*EXERCISE PROMPT*
Spot each line that carries the word "location"; copy those lines.

*GIVEN RECORDS*
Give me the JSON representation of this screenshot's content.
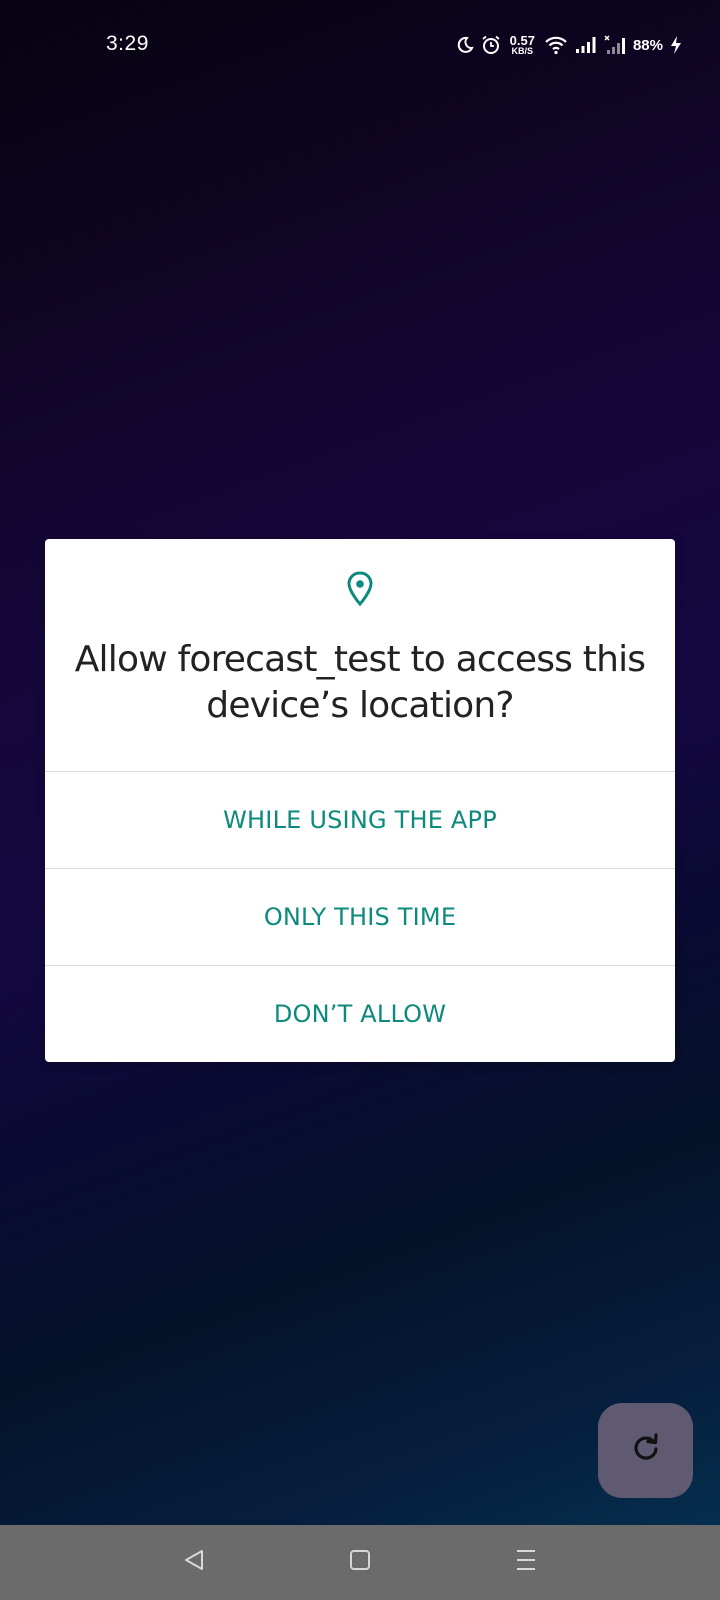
{
  "status_bar": {
    "time": "3:29",
    "net_speed_value": "0.57",
    "net_speed_unit": "KB/S",
    "battery": "88%",
    "icons": [
      "moon-icon",
      "alarm-icon",
      "wifi-icon",
      "signal-icon",
      "signal-no-service-icon",
      "charging-icon"
    ]
  },
  "dialog": {
    "icon": "location-pin-icon",
    "title": "Allow forecast_test to access this device’s location?",
    "buttons": {
      "while_using": "WHILE USING THE APP",
      "only_this_time": "ONLY THIS TIME",
      "dont_allow": "DON’T ALLOW"
    }
  },
  "fab": {
    "icon": "refresh-icon"
  },
  "nav_bar": {
    "icons": [
      "back-icon",
      "home-icon",
      "recents-icon"
    ]
  },
  "colors": {
    "accent": "#0c8a7d",
    "title_text": "#222222",
    "nav_bar": "#6b6b6b",
    "fab": "#5f5a72"
  }
}
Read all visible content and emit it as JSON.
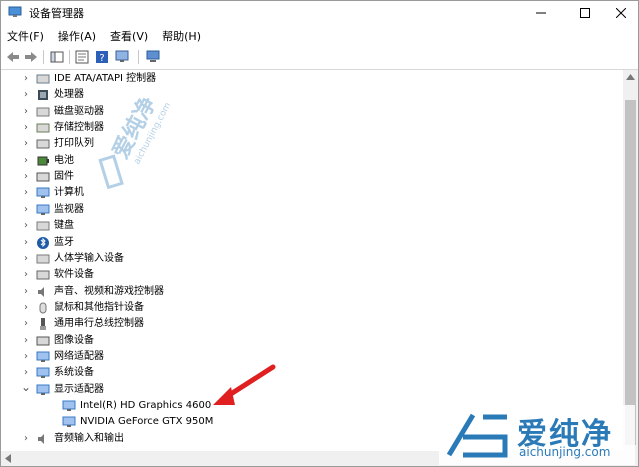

*COMPLETE RESPONSE*
    "icon": "location-pin-icon",
    "title": "Allow forecast_test to access this device’s location?",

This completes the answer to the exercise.